— BEGIN —

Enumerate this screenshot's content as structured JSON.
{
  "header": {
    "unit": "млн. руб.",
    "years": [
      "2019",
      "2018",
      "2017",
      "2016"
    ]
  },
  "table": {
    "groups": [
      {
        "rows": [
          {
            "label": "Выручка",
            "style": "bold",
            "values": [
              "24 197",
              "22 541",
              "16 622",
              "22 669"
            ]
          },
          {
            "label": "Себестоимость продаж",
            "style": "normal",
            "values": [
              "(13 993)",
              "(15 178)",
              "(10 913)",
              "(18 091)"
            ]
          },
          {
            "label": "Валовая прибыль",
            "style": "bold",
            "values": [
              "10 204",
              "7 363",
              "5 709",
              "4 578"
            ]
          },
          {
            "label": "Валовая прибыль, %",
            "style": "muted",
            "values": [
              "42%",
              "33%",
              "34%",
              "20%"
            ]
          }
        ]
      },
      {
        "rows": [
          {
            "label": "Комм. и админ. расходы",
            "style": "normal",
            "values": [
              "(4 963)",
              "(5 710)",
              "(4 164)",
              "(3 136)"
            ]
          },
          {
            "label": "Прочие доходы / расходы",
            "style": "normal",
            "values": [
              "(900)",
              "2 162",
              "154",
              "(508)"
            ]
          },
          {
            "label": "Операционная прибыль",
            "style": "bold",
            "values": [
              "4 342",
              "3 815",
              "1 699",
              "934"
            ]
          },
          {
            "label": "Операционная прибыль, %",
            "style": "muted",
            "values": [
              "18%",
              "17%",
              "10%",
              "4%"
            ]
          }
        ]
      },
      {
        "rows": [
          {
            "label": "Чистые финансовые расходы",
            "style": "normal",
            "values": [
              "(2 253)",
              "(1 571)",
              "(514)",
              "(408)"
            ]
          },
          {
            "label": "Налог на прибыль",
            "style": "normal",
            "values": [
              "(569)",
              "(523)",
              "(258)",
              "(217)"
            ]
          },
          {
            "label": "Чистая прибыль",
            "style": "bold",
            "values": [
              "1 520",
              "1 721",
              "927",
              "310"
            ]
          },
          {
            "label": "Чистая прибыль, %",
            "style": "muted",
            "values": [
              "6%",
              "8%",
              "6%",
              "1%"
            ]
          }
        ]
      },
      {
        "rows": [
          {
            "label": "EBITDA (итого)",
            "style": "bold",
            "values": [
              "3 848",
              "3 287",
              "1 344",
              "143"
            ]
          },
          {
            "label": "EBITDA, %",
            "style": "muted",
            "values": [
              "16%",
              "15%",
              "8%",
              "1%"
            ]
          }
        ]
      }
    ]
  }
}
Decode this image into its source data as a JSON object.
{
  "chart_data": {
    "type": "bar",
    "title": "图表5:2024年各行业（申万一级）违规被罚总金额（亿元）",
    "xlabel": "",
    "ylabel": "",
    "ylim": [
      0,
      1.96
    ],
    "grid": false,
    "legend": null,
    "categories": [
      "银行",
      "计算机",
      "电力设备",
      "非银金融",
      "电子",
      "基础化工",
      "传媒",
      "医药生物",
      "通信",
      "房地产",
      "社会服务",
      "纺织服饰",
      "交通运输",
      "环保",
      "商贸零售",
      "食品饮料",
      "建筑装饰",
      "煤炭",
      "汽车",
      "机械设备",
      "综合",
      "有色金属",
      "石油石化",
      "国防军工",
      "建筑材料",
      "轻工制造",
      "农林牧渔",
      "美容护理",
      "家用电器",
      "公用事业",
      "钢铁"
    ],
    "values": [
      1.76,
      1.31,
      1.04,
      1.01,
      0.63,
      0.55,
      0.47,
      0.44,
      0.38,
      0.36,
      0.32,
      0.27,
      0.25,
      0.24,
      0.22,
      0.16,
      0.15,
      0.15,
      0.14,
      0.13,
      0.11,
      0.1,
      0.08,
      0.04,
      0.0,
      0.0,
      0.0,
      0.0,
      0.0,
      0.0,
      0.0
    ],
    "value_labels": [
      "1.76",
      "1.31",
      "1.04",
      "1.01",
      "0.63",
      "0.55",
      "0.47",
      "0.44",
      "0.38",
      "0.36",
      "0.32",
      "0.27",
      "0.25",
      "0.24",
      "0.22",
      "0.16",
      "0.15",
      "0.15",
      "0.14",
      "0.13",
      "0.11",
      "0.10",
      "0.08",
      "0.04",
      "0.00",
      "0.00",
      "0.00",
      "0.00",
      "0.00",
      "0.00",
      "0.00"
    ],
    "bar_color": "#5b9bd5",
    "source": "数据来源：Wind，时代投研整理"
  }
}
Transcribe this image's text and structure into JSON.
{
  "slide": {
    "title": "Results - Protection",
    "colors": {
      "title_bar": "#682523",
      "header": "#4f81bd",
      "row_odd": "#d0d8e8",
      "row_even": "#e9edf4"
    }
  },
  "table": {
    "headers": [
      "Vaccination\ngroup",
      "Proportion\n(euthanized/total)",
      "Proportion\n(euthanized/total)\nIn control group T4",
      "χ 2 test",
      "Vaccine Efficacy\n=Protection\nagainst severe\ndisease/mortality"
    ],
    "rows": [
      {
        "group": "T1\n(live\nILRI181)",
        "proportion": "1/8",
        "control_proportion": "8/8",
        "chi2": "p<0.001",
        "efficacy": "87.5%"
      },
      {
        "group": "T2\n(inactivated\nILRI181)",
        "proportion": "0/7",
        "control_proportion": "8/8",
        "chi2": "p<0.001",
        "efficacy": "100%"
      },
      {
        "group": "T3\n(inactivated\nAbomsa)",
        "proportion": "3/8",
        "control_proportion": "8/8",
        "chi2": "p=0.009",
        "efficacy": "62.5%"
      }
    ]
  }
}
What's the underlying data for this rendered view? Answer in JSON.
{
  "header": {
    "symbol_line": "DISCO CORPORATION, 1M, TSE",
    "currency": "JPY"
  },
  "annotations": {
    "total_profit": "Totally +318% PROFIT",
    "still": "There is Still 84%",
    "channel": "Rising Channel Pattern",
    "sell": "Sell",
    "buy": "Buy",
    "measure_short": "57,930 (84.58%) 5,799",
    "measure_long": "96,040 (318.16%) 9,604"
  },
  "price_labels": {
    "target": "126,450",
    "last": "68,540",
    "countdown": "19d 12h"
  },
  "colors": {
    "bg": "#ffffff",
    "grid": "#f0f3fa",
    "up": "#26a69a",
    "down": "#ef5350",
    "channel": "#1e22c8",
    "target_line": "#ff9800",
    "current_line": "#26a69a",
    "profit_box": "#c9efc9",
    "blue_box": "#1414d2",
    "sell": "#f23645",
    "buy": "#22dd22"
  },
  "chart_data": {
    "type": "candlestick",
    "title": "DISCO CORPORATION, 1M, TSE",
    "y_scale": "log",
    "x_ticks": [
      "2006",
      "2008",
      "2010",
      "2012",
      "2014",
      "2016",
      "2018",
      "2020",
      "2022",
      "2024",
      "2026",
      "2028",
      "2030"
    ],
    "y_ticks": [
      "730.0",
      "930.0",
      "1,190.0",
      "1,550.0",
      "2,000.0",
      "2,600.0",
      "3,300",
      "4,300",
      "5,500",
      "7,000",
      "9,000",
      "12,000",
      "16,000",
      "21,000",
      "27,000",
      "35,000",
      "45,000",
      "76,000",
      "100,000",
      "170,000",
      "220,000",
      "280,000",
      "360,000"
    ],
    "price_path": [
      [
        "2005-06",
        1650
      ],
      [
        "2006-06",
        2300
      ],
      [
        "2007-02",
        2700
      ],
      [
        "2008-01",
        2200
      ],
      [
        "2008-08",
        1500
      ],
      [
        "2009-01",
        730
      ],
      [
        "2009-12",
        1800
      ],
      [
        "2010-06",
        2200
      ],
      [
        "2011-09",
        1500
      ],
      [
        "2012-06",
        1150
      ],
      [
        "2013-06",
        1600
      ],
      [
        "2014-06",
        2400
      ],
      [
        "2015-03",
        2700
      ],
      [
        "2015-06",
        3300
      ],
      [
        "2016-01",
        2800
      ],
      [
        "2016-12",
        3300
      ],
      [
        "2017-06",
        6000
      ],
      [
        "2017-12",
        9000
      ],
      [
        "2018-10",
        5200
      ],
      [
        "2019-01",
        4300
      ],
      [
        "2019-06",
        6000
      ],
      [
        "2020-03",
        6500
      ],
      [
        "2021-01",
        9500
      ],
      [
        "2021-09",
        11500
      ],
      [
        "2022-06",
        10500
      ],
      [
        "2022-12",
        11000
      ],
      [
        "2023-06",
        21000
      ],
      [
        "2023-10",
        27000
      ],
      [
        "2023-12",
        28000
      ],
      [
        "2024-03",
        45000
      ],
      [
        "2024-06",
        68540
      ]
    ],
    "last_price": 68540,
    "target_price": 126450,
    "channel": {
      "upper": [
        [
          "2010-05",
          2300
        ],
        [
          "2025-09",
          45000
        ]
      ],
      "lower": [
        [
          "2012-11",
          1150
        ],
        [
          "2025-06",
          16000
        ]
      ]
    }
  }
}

— END —

Give only the number of lines above that hold the string "source".

2